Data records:
===

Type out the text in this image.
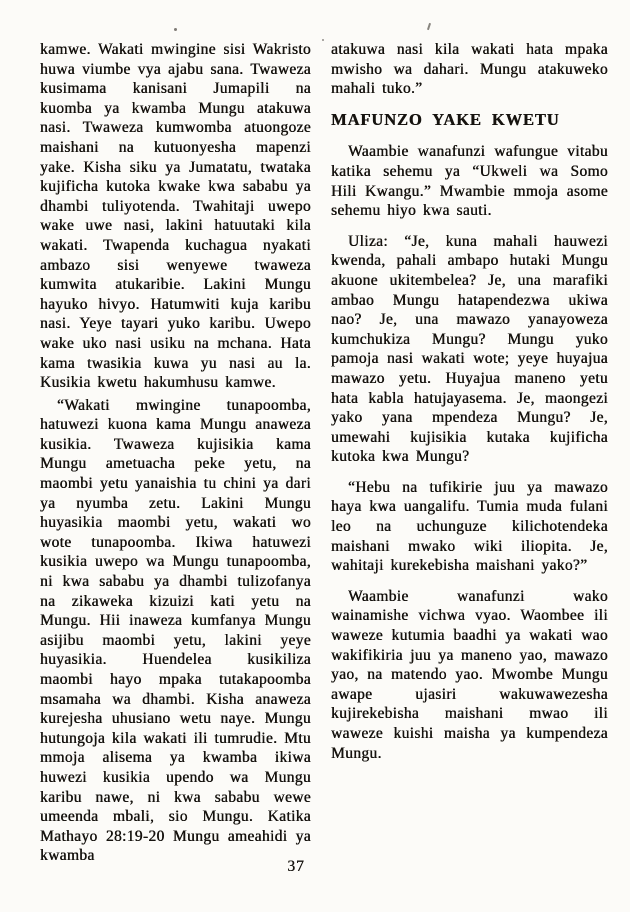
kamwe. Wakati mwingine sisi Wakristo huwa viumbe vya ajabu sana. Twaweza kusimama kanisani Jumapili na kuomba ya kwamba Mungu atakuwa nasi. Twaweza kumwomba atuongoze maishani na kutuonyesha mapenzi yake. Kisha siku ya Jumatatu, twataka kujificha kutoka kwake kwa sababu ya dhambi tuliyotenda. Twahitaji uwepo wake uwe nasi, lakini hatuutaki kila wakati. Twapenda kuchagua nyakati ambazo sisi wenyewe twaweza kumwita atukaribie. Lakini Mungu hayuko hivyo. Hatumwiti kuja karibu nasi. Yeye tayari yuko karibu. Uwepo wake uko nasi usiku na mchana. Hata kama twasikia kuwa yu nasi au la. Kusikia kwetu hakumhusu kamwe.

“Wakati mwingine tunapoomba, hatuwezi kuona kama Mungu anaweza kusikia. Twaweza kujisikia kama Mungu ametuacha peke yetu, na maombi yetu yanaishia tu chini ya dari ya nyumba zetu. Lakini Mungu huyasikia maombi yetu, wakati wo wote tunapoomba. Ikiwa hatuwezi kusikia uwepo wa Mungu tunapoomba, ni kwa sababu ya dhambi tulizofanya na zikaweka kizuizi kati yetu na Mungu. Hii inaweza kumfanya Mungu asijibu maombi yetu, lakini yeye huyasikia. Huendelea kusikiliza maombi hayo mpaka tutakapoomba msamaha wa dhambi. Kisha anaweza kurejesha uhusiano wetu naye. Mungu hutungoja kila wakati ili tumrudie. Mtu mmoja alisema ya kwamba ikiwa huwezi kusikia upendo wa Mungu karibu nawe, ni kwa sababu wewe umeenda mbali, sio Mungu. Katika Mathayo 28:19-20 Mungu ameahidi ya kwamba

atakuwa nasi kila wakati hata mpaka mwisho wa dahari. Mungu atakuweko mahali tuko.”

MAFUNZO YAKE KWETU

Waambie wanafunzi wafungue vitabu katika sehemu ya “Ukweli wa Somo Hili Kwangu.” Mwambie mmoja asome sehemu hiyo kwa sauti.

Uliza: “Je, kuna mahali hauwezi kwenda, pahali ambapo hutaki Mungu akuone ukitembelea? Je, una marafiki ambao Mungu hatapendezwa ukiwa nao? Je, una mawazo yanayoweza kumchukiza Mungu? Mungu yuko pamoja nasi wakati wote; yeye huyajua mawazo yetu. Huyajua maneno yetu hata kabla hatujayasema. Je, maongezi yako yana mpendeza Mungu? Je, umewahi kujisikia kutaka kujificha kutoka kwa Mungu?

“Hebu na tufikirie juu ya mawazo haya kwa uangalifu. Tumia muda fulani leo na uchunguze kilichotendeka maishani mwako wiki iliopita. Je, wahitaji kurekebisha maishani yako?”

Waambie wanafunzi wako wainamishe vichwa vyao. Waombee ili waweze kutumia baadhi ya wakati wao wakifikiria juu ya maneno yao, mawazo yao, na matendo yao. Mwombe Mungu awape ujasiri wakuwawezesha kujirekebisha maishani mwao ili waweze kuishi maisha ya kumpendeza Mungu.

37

===

What this task involves:
Using the listing above, state the number of lines that hold "Waambie", with no other text.

Output for this task:
2